**GOAL**.
Convert the rows from the first one through the row containing "candle-body bbox=[729, 20, 734, 39]", inclusive, into a Markdown table with columns Row and Text. Put each row's number under Row and its full line under Text, and leave out any blank lines.

(A block of data)
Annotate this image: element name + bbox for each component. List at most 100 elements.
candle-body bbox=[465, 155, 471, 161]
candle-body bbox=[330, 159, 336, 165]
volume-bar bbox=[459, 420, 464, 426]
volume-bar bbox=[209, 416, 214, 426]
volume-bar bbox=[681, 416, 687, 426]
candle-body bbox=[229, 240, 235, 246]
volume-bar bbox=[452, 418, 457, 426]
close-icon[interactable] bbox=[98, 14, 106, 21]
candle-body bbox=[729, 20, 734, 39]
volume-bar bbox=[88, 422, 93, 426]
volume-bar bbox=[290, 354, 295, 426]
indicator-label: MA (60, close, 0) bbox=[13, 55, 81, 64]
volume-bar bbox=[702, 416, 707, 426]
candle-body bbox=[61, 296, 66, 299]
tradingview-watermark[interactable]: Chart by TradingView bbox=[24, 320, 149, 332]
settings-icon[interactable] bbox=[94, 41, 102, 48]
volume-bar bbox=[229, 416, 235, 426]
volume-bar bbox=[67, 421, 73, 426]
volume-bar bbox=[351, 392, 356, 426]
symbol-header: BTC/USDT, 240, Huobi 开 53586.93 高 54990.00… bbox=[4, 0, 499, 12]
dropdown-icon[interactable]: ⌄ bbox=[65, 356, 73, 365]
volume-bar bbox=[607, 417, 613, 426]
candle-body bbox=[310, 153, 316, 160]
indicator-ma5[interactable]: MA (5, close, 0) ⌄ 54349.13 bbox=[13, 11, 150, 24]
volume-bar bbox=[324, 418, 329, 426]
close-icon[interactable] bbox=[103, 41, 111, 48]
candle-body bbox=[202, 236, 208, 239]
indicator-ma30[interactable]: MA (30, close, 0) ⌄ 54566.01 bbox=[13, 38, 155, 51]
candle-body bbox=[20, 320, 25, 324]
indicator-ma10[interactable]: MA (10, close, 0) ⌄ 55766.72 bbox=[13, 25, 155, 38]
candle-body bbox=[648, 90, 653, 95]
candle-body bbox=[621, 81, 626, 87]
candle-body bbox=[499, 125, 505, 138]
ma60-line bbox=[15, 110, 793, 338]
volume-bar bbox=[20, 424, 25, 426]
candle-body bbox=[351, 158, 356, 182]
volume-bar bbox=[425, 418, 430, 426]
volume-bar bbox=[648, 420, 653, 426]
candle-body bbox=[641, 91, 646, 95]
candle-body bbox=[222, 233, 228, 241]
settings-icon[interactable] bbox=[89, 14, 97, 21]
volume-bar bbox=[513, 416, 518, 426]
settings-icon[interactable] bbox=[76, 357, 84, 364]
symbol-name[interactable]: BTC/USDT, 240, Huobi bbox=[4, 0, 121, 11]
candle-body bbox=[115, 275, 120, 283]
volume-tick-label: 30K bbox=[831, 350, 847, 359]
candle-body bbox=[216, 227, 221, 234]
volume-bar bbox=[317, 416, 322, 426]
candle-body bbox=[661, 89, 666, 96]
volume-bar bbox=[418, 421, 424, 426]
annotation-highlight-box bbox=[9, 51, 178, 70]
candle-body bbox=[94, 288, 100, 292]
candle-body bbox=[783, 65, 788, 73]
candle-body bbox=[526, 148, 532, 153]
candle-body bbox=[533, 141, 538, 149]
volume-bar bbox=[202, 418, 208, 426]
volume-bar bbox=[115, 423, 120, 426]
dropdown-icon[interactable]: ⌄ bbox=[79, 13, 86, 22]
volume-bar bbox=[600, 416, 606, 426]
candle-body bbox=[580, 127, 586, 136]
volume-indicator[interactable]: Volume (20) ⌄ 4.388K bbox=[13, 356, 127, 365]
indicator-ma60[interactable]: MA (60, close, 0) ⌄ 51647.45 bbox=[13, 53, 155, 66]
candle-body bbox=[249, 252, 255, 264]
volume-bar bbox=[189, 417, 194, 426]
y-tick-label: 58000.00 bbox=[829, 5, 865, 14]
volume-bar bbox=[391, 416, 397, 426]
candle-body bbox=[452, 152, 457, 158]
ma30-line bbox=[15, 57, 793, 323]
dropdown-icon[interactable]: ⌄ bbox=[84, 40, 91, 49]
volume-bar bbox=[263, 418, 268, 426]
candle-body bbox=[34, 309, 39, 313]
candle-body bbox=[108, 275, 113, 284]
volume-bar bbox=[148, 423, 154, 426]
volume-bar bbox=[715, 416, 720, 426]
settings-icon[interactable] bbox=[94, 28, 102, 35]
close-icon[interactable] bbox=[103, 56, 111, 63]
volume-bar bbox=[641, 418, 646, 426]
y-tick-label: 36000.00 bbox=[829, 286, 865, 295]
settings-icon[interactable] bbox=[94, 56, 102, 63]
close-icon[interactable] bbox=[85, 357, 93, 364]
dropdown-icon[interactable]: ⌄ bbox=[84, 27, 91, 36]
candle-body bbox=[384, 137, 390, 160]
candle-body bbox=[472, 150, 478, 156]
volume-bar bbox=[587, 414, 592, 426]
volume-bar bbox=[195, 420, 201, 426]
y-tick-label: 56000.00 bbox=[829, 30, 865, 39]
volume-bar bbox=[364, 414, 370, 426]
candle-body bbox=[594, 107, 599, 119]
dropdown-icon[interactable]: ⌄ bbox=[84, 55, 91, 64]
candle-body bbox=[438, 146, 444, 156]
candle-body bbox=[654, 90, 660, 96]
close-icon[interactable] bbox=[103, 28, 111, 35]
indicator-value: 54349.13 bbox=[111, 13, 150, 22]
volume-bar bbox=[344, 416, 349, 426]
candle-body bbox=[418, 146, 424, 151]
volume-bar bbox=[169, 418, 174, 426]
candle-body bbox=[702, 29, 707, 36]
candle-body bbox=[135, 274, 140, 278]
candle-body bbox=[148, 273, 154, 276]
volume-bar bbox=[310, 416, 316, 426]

**FULL SOLUTION**.
| Row | Text |
|---|---|
| 1 | Annotate this image: element name + bbox for each component. List at most 100 elements. |
| 2 | candle-body bbox=[465, 155, 471, 161] |
| 3 | candle-body bbox=[330, 159, 336, 165] |
| 4 | volume-bar bbox=[459, 420, 464, 426] |
| 5 | volume-bar bbox=[209, 416, 214, 426] |
| 6 | volume-bar bbox=[681, 416, 687, 426] |
| 7 | candle-body bbox=[229, 240, 235, 246] |
| 8 | volume-bar bbox=[452, 418, 457, 426] |
| 9 | close-icon[interactable] bbox=[98, 14, 106, 21] |
| 10 | candle-body bbox=[729, 20, 734, 39] |